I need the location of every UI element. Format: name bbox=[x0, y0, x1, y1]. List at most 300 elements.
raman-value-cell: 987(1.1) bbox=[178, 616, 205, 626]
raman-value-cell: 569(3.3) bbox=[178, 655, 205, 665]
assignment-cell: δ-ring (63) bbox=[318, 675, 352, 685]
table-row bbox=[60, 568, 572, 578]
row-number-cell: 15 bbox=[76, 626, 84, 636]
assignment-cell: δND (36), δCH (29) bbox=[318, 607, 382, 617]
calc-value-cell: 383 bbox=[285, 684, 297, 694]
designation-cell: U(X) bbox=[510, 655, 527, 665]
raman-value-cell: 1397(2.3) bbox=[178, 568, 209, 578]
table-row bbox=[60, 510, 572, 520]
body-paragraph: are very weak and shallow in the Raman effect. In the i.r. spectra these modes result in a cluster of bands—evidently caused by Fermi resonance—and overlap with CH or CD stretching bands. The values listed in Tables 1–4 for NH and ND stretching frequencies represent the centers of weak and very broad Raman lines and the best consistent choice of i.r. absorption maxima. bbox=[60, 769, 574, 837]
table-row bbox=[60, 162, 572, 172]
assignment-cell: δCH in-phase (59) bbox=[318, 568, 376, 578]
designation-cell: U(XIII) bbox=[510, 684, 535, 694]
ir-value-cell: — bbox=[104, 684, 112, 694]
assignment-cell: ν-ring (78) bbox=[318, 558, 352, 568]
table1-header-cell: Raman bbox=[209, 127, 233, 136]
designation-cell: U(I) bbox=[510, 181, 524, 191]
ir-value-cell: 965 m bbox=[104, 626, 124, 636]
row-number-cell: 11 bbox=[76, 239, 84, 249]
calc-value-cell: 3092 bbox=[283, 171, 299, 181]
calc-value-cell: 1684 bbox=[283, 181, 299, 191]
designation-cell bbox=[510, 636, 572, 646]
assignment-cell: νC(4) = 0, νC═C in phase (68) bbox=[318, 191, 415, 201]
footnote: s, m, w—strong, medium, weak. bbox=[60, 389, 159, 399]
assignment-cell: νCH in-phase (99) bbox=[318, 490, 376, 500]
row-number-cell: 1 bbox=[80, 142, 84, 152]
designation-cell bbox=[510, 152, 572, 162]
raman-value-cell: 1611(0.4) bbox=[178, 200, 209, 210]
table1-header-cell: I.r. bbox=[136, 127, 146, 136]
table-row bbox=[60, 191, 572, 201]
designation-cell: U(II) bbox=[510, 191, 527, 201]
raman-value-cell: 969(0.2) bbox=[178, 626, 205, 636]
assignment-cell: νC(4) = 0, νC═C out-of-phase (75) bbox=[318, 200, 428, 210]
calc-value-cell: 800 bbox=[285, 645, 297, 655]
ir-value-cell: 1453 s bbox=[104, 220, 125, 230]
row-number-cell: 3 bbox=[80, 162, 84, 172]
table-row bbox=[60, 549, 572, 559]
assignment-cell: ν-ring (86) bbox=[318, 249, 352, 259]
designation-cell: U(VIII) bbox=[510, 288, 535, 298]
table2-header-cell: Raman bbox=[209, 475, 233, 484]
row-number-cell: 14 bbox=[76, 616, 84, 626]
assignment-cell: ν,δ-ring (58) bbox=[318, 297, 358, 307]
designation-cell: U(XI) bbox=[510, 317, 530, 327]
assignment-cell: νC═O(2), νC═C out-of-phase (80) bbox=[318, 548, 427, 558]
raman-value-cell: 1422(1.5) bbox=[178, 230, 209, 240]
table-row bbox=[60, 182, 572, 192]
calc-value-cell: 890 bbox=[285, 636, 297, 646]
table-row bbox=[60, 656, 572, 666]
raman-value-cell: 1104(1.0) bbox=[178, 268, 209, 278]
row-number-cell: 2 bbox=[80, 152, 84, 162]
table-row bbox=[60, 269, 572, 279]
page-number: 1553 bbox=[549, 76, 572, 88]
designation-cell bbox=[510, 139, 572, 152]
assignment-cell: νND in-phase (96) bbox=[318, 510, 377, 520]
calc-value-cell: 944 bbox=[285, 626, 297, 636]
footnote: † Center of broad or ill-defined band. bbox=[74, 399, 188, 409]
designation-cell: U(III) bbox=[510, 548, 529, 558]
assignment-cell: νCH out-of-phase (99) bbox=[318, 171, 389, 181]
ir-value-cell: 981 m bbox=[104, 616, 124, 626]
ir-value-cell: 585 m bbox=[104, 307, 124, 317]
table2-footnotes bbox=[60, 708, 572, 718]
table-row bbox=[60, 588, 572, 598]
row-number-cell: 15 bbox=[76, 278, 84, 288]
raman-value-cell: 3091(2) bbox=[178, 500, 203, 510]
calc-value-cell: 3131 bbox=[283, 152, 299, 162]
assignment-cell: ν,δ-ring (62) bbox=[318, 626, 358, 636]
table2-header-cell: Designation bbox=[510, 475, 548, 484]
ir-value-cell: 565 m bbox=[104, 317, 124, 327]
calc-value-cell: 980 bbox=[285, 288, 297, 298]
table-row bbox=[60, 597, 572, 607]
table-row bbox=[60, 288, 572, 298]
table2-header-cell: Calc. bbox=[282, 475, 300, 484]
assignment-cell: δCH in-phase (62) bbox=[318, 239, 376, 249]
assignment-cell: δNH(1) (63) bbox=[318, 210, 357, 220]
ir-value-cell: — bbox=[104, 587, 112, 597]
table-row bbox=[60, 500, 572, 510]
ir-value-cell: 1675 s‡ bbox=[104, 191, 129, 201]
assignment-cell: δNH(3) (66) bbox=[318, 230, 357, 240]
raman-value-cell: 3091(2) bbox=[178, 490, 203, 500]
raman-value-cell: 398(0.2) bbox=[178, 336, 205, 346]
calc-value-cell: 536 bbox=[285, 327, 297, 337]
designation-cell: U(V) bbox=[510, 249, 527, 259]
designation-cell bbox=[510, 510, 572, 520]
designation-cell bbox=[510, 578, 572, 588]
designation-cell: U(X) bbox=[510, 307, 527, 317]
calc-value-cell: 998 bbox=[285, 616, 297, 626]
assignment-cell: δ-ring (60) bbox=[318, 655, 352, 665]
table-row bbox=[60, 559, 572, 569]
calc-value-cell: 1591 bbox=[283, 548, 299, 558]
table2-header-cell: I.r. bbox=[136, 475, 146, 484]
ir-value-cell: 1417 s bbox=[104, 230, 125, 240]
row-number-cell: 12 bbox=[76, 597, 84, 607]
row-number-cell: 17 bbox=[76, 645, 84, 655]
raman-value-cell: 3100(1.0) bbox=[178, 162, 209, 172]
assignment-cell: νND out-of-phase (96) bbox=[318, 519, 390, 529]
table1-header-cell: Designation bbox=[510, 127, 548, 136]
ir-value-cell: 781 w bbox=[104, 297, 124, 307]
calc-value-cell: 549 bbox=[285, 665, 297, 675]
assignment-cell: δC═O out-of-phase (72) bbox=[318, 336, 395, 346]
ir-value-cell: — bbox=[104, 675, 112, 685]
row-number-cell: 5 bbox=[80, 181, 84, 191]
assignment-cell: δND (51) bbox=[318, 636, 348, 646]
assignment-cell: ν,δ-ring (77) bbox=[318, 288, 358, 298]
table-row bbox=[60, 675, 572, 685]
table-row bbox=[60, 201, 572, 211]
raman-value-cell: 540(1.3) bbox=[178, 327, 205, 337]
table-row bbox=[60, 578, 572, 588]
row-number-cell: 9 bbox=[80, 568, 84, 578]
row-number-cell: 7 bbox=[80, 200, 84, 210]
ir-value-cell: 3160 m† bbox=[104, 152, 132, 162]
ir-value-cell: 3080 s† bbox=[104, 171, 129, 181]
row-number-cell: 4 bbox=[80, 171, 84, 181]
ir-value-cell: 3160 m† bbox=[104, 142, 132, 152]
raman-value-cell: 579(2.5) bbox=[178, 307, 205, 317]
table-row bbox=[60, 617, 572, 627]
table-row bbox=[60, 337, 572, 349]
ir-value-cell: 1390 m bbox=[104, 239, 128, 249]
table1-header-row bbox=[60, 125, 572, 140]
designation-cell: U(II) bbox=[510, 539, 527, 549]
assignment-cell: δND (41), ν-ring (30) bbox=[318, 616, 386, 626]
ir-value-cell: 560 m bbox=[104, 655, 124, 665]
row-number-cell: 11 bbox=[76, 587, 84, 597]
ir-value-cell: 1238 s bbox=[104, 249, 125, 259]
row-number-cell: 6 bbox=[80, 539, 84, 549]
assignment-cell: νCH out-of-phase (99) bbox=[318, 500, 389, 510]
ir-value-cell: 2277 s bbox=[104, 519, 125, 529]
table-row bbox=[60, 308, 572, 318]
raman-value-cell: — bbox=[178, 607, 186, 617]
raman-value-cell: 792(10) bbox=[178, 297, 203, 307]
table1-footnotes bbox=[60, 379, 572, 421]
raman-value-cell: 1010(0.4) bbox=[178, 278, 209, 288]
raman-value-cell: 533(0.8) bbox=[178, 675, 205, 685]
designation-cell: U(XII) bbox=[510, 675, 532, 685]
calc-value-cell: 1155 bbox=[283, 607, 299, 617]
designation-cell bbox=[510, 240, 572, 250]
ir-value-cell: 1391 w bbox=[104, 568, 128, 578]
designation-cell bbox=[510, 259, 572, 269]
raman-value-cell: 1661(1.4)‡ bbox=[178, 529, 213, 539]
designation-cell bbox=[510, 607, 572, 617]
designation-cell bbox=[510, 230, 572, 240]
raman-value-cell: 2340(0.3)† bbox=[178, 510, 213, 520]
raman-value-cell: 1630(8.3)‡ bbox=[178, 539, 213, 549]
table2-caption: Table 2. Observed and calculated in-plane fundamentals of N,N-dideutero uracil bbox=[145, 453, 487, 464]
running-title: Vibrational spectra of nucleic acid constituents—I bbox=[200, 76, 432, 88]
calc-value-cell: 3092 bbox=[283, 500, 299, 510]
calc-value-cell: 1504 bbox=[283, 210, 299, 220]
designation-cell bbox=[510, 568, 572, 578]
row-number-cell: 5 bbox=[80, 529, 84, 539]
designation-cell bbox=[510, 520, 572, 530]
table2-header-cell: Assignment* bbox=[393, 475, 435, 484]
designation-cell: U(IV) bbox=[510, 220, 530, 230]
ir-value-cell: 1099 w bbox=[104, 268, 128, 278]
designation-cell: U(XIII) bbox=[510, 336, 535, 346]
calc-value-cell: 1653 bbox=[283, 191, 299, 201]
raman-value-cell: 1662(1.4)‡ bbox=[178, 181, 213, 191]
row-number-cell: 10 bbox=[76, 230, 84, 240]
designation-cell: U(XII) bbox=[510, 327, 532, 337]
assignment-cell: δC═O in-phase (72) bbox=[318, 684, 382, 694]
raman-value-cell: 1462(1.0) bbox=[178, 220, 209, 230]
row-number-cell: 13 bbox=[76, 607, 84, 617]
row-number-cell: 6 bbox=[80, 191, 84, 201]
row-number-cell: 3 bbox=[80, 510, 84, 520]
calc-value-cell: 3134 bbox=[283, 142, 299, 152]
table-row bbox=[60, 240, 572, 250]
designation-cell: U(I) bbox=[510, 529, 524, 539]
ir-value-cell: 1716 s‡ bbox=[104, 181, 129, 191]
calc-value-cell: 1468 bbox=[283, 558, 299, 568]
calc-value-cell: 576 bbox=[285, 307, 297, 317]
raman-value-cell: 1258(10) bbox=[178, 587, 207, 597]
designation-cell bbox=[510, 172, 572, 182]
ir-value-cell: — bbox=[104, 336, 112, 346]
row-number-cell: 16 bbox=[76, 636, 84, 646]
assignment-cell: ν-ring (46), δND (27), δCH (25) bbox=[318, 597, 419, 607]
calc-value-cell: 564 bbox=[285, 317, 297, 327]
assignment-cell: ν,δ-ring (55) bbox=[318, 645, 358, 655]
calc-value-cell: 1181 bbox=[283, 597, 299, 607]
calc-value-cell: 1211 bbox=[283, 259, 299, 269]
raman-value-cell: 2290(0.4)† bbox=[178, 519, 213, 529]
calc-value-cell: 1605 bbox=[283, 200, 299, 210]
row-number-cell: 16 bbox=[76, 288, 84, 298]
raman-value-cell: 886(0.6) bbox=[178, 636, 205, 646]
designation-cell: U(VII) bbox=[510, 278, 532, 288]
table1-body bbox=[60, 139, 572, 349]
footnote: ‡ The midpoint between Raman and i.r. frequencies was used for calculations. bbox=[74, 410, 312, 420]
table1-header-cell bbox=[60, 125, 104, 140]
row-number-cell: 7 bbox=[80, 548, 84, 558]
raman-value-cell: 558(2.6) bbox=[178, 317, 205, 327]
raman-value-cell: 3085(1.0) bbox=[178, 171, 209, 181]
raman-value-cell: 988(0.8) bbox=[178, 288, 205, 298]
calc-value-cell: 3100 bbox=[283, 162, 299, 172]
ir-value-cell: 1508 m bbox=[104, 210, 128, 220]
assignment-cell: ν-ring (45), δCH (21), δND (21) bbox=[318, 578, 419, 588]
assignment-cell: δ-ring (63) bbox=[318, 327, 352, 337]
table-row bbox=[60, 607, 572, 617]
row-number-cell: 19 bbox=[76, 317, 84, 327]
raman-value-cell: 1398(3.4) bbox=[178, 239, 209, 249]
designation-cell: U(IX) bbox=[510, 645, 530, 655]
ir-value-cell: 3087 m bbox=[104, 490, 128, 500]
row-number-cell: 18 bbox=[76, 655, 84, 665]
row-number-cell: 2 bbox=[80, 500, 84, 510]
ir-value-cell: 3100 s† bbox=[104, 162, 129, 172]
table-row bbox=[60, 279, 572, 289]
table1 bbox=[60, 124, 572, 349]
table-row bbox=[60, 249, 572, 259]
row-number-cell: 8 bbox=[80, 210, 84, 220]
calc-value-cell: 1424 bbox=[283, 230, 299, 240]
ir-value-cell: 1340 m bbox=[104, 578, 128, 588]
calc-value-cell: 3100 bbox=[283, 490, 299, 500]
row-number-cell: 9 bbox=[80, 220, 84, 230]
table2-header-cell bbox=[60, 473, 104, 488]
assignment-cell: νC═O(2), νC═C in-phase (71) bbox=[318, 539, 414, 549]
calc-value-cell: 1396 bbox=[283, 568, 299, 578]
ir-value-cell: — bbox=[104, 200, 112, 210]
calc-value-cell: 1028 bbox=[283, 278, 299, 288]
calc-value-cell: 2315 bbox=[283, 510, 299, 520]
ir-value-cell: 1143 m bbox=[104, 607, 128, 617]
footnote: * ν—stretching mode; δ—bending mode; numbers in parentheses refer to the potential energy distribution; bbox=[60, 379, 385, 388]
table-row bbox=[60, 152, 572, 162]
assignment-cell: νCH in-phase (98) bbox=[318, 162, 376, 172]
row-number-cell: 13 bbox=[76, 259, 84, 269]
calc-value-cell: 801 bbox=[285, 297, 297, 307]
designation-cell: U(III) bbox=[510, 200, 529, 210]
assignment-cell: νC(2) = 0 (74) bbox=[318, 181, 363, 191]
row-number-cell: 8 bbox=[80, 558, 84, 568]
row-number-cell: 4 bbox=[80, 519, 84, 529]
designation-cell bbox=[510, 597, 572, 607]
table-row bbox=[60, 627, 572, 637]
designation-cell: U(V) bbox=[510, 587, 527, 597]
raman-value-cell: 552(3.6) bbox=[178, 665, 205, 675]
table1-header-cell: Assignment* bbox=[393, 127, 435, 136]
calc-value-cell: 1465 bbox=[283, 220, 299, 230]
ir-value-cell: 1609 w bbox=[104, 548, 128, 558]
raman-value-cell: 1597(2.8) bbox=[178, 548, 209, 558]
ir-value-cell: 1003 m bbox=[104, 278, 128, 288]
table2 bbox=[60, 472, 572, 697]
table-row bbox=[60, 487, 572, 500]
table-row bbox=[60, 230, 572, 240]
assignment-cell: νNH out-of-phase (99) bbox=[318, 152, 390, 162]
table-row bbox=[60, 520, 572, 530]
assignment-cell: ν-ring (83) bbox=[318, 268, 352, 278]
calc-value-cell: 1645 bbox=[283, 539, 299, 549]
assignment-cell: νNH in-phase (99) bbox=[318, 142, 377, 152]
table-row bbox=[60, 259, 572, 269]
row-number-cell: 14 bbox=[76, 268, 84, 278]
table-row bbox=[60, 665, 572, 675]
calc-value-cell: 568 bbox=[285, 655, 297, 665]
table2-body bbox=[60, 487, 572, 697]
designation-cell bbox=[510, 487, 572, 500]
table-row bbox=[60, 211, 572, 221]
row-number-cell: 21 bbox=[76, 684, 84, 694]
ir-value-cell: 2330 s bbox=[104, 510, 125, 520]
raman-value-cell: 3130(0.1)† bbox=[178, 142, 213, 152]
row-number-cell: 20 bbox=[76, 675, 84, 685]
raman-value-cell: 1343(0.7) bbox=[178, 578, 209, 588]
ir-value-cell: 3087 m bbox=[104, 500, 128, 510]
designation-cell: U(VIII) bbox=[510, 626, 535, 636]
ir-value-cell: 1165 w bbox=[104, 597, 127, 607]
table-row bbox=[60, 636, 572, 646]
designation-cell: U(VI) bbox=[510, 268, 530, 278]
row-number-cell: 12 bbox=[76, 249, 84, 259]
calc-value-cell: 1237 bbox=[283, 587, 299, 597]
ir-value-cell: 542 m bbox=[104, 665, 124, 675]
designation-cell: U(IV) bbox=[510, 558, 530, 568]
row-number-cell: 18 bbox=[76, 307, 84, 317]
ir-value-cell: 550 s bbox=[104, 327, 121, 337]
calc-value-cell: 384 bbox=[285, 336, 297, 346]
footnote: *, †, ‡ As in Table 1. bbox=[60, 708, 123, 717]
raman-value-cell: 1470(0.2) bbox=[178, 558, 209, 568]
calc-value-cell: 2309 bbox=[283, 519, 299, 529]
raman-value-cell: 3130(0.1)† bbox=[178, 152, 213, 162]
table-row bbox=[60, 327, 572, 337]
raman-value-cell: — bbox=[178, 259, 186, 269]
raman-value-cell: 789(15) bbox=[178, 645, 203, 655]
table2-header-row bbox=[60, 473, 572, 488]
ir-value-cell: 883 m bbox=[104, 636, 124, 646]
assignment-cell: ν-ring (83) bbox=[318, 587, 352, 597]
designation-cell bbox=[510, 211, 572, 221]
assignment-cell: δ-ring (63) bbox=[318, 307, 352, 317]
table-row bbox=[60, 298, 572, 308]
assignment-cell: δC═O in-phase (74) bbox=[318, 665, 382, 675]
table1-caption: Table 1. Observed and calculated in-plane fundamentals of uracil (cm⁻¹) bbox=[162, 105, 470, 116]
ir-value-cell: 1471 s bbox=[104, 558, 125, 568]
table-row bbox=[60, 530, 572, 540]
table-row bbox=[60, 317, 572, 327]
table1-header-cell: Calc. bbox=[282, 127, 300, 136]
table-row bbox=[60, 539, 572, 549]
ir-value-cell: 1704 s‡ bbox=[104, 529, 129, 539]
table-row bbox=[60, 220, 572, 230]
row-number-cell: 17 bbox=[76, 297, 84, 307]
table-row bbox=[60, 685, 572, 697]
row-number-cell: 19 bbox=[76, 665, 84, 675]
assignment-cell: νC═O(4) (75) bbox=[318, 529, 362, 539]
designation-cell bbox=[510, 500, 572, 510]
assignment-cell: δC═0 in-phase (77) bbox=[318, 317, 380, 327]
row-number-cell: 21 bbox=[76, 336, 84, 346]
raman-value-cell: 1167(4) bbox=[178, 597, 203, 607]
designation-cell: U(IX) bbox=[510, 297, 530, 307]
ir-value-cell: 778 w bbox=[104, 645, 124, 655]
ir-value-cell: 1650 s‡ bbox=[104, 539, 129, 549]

**WHAT IS NEEDED**
List each line of the data above that contains the word "stretching".

**FULL SOLUTION**
body-paragraph: are very weak and shallow in the Raman effect. In the i.r. spectra these modes result in a cluster of bands—evidently caused by Fermi resonance—and overlap with CH or CD stretching bands. The values listed in Tables 1–4 for NH and ND stretching frequencies represent the centers of weak and very broad Raman lines and the best consistent choice of i.r. absorption maxima. bbox=[60, 769, 574, 837]
footnote: * ν—stretching mode; δ—bending mode; numbers in parentheses refer to the potential energy distribution; bbox=[60, 379, 385, 388]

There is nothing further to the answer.